Extract each record and reproduce it exactly.
------------------------------------------------
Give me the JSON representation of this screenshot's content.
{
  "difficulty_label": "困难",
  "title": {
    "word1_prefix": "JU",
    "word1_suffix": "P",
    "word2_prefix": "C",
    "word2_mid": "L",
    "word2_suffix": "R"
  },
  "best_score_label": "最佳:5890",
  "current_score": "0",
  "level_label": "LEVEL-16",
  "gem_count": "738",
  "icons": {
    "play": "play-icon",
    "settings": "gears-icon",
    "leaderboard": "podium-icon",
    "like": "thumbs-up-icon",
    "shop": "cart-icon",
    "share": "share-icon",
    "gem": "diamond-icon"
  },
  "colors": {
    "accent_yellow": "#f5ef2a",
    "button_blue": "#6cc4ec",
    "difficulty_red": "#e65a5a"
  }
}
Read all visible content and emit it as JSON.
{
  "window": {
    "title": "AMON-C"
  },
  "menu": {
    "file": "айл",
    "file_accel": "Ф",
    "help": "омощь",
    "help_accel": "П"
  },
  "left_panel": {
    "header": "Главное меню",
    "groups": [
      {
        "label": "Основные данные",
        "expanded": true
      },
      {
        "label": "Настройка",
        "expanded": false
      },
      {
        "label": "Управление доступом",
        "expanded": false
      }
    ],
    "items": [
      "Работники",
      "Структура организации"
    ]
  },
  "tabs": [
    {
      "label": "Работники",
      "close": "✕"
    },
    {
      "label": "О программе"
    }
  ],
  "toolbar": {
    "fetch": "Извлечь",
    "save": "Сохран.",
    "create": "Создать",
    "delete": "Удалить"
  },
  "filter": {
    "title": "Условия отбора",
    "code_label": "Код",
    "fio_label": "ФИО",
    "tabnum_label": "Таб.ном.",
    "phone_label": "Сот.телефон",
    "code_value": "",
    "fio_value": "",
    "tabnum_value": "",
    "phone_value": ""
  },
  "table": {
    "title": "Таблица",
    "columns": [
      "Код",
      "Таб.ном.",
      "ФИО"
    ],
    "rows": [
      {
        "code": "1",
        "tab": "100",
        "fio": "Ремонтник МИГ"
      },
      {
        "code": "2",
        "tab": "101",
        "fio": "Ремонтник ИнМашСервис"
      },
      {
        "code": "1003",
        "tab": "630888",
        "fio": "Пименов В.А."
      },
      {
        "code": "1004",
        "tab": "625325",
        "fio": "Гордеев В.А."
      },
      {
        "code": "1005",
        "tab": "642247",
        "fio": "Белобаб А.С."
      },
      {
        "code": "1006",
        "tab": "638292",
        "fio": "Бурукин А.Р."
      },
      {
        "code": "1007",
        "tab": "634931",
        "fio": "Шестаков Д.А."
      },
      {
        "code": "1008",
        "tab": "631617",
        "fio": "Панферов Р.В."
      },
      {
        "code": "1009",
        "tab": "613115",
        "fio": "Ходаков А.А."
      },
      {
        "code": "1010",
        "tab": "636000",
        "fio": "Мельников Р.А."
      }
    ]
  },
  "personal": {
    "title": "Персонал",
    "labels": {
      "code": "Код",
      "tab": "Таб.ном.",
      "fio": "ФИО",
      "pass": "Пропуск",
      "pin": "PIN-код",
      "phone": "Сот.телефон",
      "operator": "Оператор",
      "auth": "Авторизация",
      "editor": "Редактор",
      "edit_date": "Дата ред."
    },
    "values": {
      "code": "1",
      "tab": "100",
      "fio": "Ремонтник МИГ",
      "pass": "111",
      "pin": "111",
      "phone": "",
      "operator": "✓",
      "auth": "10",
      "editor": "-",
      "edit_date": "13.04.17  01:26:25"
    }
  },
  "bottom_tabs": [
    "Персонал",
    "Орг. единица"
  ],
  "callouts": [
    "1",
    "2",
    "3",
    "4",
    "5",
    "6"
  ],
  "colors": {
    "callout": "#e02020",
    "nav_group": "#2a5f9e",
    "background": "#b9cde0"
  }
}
------------------------------------------------
- Task result:
Give me the JSON representation of this screenshot's content.
{
  "difficulty_label": "困难",
  "title": {
    "word1_prefix": "JU",
    "word1_suffix": "P",
    "word2_prefix": "C",
    "word2_mid": "L",
    "word2_suffix": "R"
  },
  "best_score_label": "最佳:5890",
  "current_score": "0",
  "level_label": "LEVEL-16",
  "gem_count": "738",
  "icons": {
    "play": "play-icon",
    "settings": "gears-icon",
    "leaderboard": "podium-icon",
    "like": "thumbs-up-icon",
    "shop": "cart-icon",
    "share": "share-icon",
    "gem": "diamond-icon"
  },
  "colors": {
    "accent_yellow": "#f5ef2a",
    "button_blue": "#6cc4ec",
    "difficulty_red": "#e65a5a"
  }
}
Read all visible content and emit it as JSON.
{
  "window": {
    "title": "AMON-C"
  },
  "menu": {
    "file": "айл",
    "file_accel": "Ф",
    "help": "омощь",
    "help_accel": "П"
  },
  "left_panel": {
    "header": "Главное меню",
    "groups": [
      {
        "label": "Основные данные",
        "expanded": true
      },
      {
        "label": "Настройка",
        "expanded": false
      },
      {
        "label": "Управление доступом",
        "expanded": false
      }
    ],
    "items": [
      "Работники",
      "Структура организации"
    ]
  },
  "tabs": [
    {
      "label": "Работники",
      "close": "✕"
    },
    {
      "label": "О программе"
    }
  ],
  "toolbar": {
    "fetch": "Извлечь",
    "save": "Сохран.",
    "create": "Создать",
    "delete": "Удалить"
  },
  "filter": {
    "title": "Условия отбора",
    "code_label": "Код",
    "fio_label": "ФИО",
    "tabnum_label": "Таб.ном.",
    "phone_label": "Сот.телефон",
    "code_value": "",
    "fio_value": "",
    "tabnum_value": "",
    "phone_value": ""
  },
  "table": {
    "title": "Таблица",
    "columns": [
      "Код",
      "Таб.ном.",
      "ФИО"
    ],
    "rows": [
      {
        "code": "1",
        "tab": "100",
        "fio": "Ремонтник МИГ"
      },
      {
        "code": "2",
        "tab": "101",
        "fio": "Ремонтник ИнМашСервис"
      },
      {
        "code": "1003",
        "tab": "630888",
        "fio": "Пименов В.А."
      },
      {
        "code": "1004",
        "tab": "625325",
        "fio": "Гордеев В.А."
      },
      {
        "code": "1005",
        "tab": "642247",
        "fio": "Белобаб А.С."
      },
      {
        "code": "1006",
        "tab": "638292",
        "fio": "Бурукин А.Р."
      },
      {
        "code": "1007",
        "tab": "634931",
        "fio": "Шестаков Д.А."
      },
      {
        "code": "1008",
        "tab": "631617",
        "fio": "Панферов Р.В."
      },
      {
        "code": "1009",
        "tab": "613115",
        "fio": "Ходаков А.А."
      },
      {
        "code": "1010",
        "tab": "636000",
        "fio": "Мельников Р.А."
      }
    ]
  },
  "personal": {
    "title": "Персонал",
    "labels": {
      "code": "Код",
      "tab": "Таб.ном.",
      "fio": "ФИО",
      "pass": "Пропуск",
      "pin": "PIN-код",
      "phone": "Сот.телефон",
      "operator": "Оператор",
      "auth": "Авторизация",
      "editor": "Редактор",
      "edit_date": "Дата ред."
    },
    "values": {
      "code": "1",
      "tab": "100",
      "fio": "Ремонтник МИГ",
      "pass": "111",
      "pin": "111",
      "phone": "",
      "operator": "✓",
      "auth": "10",
      "editor": "-",
      "edit_date": "13.04.17  01:26:25"
    }
  },
  "bottom_tabs": [
    "Персонал",
    "Орг. единица"
  ],
  "callouts": [
    "1",
    "2",
    "3",
    "4",
    "5",
    "6"
  ],
  "colors": {
    "callout": "#e02020",
    "nav_group": "#2a5f9e",
    "background": "#b9cde0"
  }
}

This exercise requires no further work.